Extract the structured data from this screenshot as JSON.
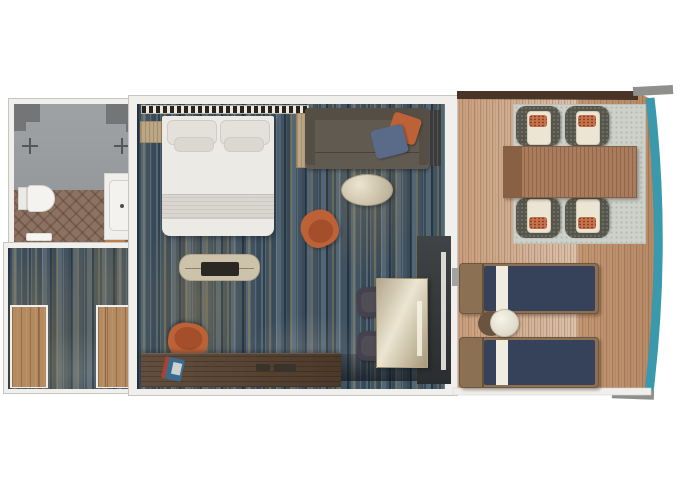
{
  "meta": {
    "type": "floor-plan-render",
    "view": "top-down 3D",
    "visible_text": "none"
  },
  "colors": {
    "bg": "#ffffff",
    "wall": "#f1efec",
    "wall-border": "#c7c5c1",
    "carpet": "#4e606f",
    "bath-floor": "#8c7261",
    "shower": "#9fa2a4",
    "shower-dark": "#737577",
    "threshold-wood": "#c08048",
    "closet-wood": "#b48b61",
    "bed": "#eceae5",
    "bed-shade": "#d9d6cf",
    "sofa": "#615a50",
    "sofa-dark": "#544e44",
    "orange": "#bd6136",
    "pillow-blue": "#596b88",
    "cream": "#cdc3ab",
    "tv": "#2b2824",
    "desk-wood": "#57412e",
    "stool": "#46424d",
    "glass": "#35383b",
    "deck": "#c69d7b",
    "teal": "#3b99ae",
    "brown-band": "#483527",
    "metal": "#8f8f8d",
    "rug": "#cdd1ca",
    "table-wood": "#a97c5d",
    "wicker": "#56564c",
    "cushion": "#ece5d4",
    "pillow-orange": "#c4734c",
    "navy": "#36425a",
    "stripe-cream": "#f0ecdf",
    "frame-wood": "#8c7053"
  },
  "floor_plan": {
    "rooms": [
      {
        "name": "bathroom",
        "items": [
          "shower area",
          "shower valve left",
          "shower valve right",
          "shelf block left",
          "shelf block right",
          "toilet",
          "bath mat",
          "vanity door",
          "wood threshold"
        ]
      },
      {
        "name": "entry hall",
        "items": [
          "carpet",
          "wardrobe left",
          "wardrobe right"
        ]
      },
      {
        "name": "bedroom living area",
        "items": [
          "headboard panel",
          "nightstand",
          "wardrobe cabinet",
          "double bed",
          "pillows x4",
          "blanket",
          "tv bench",
          "tv",
          "sofa",
          "orange throw pillow",
          "blue throw pillow",
          "curtain",
          "oval coffee table",
          "swivel armchair",
          "desk",
          "desk chair",
          "magazine",
          "desk accessories",
          "glossy vanity table",
          "stool upper",
          "stool lower",
          "sliding glass door",
          "sheer curtain"
        ]
      },
      {
        "name": "balcony",
        "items": [
          "wood deck",
          "partition rail top",
          "deck trim top-right",
          "deck trim bottom-right",
          "hull edge teal",
          "outdoor rug",
          "dining table",
          "wicker chair x4",
          "sun lounger x2",
          "round side table",
          "door threshold"
        ]
      }
    ]
  }
}
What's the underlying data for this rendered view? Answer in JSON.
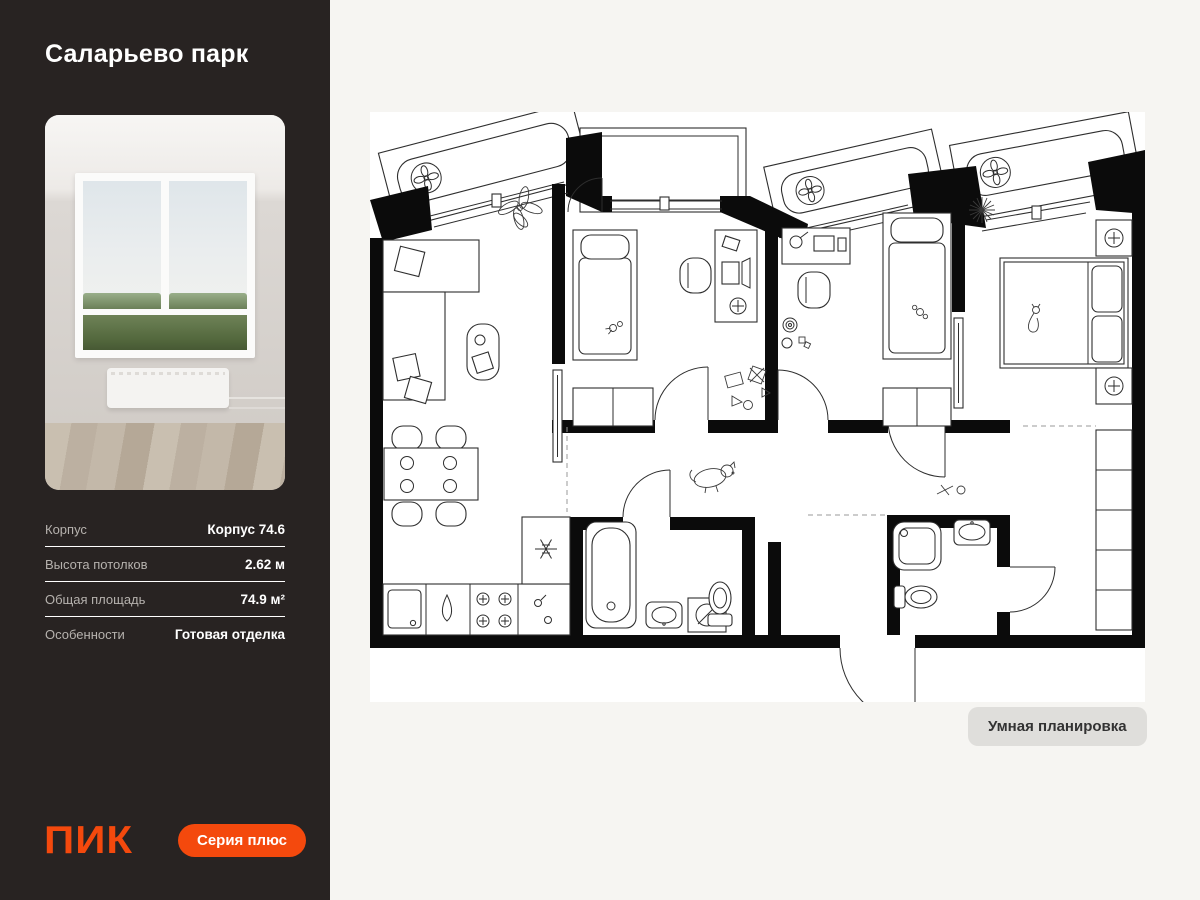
{
  "sidebar": {
    "title": "Саларьево парк",
    "details": [
      {
        "label": "Корпус",
        "value": "Корпус 74.6"
      },
      {
        "label": "Высота потолков",
        "value": "2.62 м"
      },
      {
        "label": "Общая площадь",
        "value": "74.9 м²"
      },
      {
        "label": "Особенности",
        "value": "Готовая отделка"
      }
    ],
    "logo": "ПИК",
    "badge": "Серия плюс"
  },
  "main": {
    "smart_layout_button": "Умная планировка"
  },
  "plan": {
    "type": "apartment-floor-plan",
    "icons": [
      "fan-icon",
      "snowflake-icon",
      "ceiling-lamp-icon"
    ]
  },
  "colors": {
    "accent_orange": "#F4490D",
    "sidebar_bg": "#282322",
    "main_bg": "#F6F5F2",
    "plan_bg": "#FFFFFF",
    "smart_button_bg": "#DFDEDB",
    "detail_label": "#B6B2AE",
    "detail_value": "#FFFFFF"
  }
}
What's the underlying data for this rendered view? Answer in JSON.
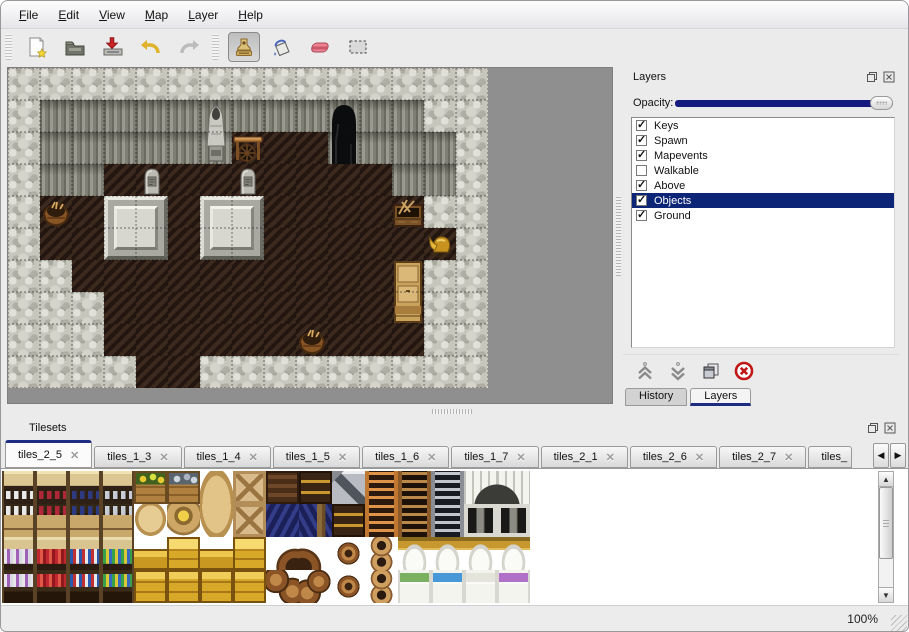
{
  "menu": {
    "items": [
      {
        "label": "File",
        "mnemonic": "F"
      },
      {
        "label": "Edit",
        "mnemonic": "E"
      },
      {
        "label": "View",
        "mnemonic": "V"
      },
      {
        "label": "Map",
        "mnemonic": "M"
      },
      {
        "label": "Layer",
        "mnemonic": "L"
      },
      {
        "label": "Help",
        "mnemonic": "H"
      }
    ]
  },
  "toolbar": {
    "buttons": [
      "new",
      "open",
      "save",
      "undo",
      "redo",
      "stamp",
      "fill",
      "eraser",
      "select"
    ],
    "active_tool": "stamp"
  },
  "layers_panel": {
    "title": "Layers",
    "opacity_label": "Opacity:",
    "opacity_value": 100,
    "layers": [
      {
        "name": "Keys",
        "checked": true,
        "selected": false
      },
      {
        "name": "Spawn",
        "checked": true,
        "selected": false
      },
      {
        "name": "Mapevents",
        "checked": true,
        "selected": false
      },
      {
        "name": "Walkable",
        "checked": false,
        "selected": false
      },
      {
        "name": "Above",
        "checked": true,
        "selected": false
      },
      {
        "name": "Objects",
        "checked": true,
        "selected": true
      },
      {
        "name": "Ground",
        "checked": true,
        "selected": false
      }
    ],
    "buttons": [
      "move-layer-up",
      "move-layer-down",
      "duplicate-layer",
      "delete-layer"
    ],
    "tabs": [
      {
        "label": "History",
        "active": false
      },
      {
        "label": "Layers",
        "active": true
      }
    ]
  },
  "tilesets_panel": {
    "title": "Tilesets",
    "tabs": [
      {
        "label": "tiles_2_5",
        "active": true,
        "partial": false
      },
      {
        "label": "tiles_1_3",
        "active": false,
        "partial": false
      },
      {
        "label": "tiles_1_4",
        "active": false,
        "partial": false
      },
      {
        "label": "tiles_1_5",
        "active": false,
        "partial": false
      },
      {
        "label": "tiles_1_6",
        "active": false,
        "partial": false
      },
      {
        "label": "tiles_1_7",
        "active": false,
        "partial": false
      },
      {
        "label": "tiles_2_1",
        "active": false,
        "partial": false
      },
      {
        "label": "tiles_2_6",
        "active": false,
        "partial": false
      },
      {
        "label": "tiles_2_7",
        "active": false,
        "partial": false
      },
      {
        "label": "tiles_",
        "active": false,
        "partial": true
      }
    ],
    "close_glyph": "✕",
    "scroll_left_glyph": "◀",
    "scroll_right_glyph": "▶",
    "grid": [
      [
        "sht c1",
        "sht c2",
        "sht c3",
        "sht c4",
        "cveg",
        "cfish",
        "sk1",
        "cx",
        "cslat",
        "cgold",
        "metz",
        "lo",
        "lb",
        "lg",
        "dtl",
        "dtr"
      ],
      [
        "shb c1",
        "shb c2",
        "shb c3",
        "shb c4",
        "sk2",
        "sk3",
        "sk4",
        "cx",
        "tarp",
        "tarp2",
        "cgold",
        "lo",
        "lb",
        "lg",
        "dbl",
        "dbr"
      ],
      [
        "sh2 c5",
        "sh2 c6",
        "sh2 c7",
        "sh2 c8",
        "ycC",
        "ycB",
        "ycC",
        "ycB",
        "bp1",
        "bp2",
        "bar",
        "pots",
        "bedt",
        "bedt",
        "bedt",
        "bedt"
      ],
      [
        "sh2b c5",
        "sh2b c6",
        "sh2b c7",
        "sh2b c8",
        "ycA",
        "ycA",
        "ycA",
        "ycA",
        "bp3",
        "bp4",
        "bar",
        "pots",
        "bedbot bedg",
        "bedbot bedb",
        "bedbot bedw",
        "bedbot bedp"
      ]
    ]
  },
  "map": {
    "cols": 15,
    "rows": 10,
    "tile_size": 32,
    "terrain": [
      "RRRRRRRRRRRRRRR",
      "RCCCCCCCCCCCCRR",
      "RCCCCCCFFFCCCCR",
      "RCCFFFFFFFFFCCR",
      "RFFFFFFFFFFFFRR",
      "RFFFFFFFFFFFFFR",
      "RRFFFFFFFFFFFRR",
      "RRRFFFFFFFFFFRR",
      "RRRFFFFFFFFFFRR",
      "RRRRFFRRRRRRRRR"
    ],
    "objects": [
      {
        "type": "platform",
        "col": 3,
        "row": 4,
        "w": 2,
        "h": 2
      },
      {
        "type": "platform",
        "col": 6,
        "row": 4,
        "w": 2,
        "h": 2
      },
      {
        "type": "gravestone",
        "col": 4,
        "row": 3,
        "w": 1,
        "h": 1
      },
      {
        "type": "gravestone",
        "col": 7,
        "row": 3,
        "w": 1,
        "h": 1
      },
      {
        "type": "statue",
        "col": 6,
        "row": 1,
        "w": 1,
        "h": 2
      },
      {
        "type": "table",
        "col": 7,
        "row": 2,
        "w": 1,
        "h": 1
      },
      {
        "type": "cave",
        "col": 10,
        "row": 1,
        "w": 1,
        "h": 2
      },
      {
        "type": "basket",
        "col": 1,
        "row": 4,
        "w": 1,
        "h": 1
      },
      {
        "type": "toolcrate",
        "col": 12,
        "row": 4,
        "w": 1,
        "h": 1
      },
      {
        "type": "helmet",
        "col": 13,
        "row": 5,
        "w": 1,
        "h": 1
      },
      {
        "type": "cabinet",
        "col": 12,
        "row": 6,
        "w": 1,
        "h": 2
      },
      {
        "type": "basket",
        "col": 9,
        "row": 8,
        "w": 1,
        "h": 1
      }
    ]
  },
  "status": {
    "zoom_label": "100%"
  },
  "colors": {
    "selection_blue": "#0d2577",
    "slider_track": "#151a7e",
    "map_background": "#8f8f8f",
    "chrome": "#ebebeb"
  }
}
● ● ● ●
WRITTEN TASK – Collect each line containing the string "dark".

WRITTEN SOLUTION –
    "shower-dark": "#737577",
    "sofa-dark": "#544e44",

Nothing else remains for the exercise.